__TASK PROMPT__: Go through the material and pull out every line with the string "percent" in it.

__DATA PROVIDED__:
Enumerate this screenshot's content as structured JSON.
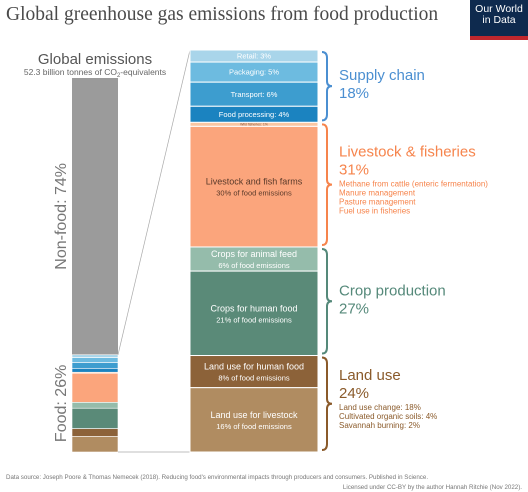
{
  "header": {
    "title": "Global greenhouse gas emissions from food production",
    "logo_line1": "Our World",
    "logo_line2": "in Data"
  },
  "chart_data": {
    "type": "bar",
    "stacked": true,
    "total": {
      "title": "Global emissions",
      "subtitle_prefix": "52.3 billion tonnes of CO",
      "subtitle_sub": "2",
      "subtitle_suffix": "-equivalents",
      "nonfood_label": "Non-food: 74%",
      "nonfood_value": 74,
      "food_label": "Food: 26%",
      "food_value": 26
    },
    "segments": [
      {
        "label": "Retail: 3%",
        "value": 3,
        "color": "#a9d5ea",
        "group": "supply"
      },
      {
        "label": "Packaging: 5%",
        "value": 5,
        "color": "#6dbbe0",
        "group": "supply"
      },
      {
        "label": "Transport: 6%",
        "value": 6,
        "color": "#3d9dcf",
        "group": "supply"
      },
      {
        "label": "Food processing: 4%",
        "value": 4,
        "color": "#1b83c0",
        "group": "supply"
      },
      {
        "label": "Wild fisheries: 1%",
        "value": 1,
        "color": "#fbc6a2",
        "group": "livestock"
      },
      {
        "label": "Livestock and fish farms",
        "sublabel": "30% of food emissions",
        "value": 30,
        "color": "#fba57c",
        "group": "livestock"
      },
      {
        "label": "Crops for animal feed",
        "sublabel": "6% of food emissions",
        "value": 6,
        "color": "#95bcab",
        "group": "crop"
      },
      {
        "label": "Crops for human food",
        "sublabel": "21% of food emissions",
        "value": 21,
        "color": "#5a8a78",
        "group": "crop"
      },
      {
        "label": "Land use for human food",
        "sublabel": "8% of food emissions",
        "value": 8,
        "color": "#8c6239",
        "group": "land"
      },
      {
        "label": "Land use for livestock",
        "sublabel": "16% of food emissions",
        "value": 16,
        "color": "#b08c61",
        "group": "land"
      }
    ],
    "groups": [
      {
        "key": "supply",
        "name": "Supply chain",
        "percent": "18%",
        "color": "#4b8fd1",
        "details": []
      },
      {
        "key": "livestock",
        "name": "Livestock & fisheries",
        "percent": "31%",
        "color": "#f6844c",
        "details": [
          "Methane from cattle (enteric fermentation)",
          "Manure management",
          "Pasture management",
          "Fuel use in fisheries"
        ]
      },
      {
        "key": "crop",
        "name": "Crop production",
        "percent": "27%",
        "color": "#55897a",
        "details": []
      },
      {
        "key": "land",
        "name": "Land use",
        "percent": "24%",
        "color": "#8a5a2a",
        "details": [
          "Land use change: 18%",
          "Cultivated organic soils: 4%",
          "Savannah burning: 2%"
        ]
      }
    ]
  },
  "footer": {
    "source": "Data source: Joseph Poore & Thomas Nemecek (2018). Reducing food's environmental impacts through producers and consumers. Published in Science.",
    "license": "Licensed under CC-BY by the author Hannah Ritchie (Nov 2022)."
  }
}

__EXPECTED OUTPUT__:
        "percent": "18%",
        "percent": "31%",
        "percent": "27%",
        "percent": "24%",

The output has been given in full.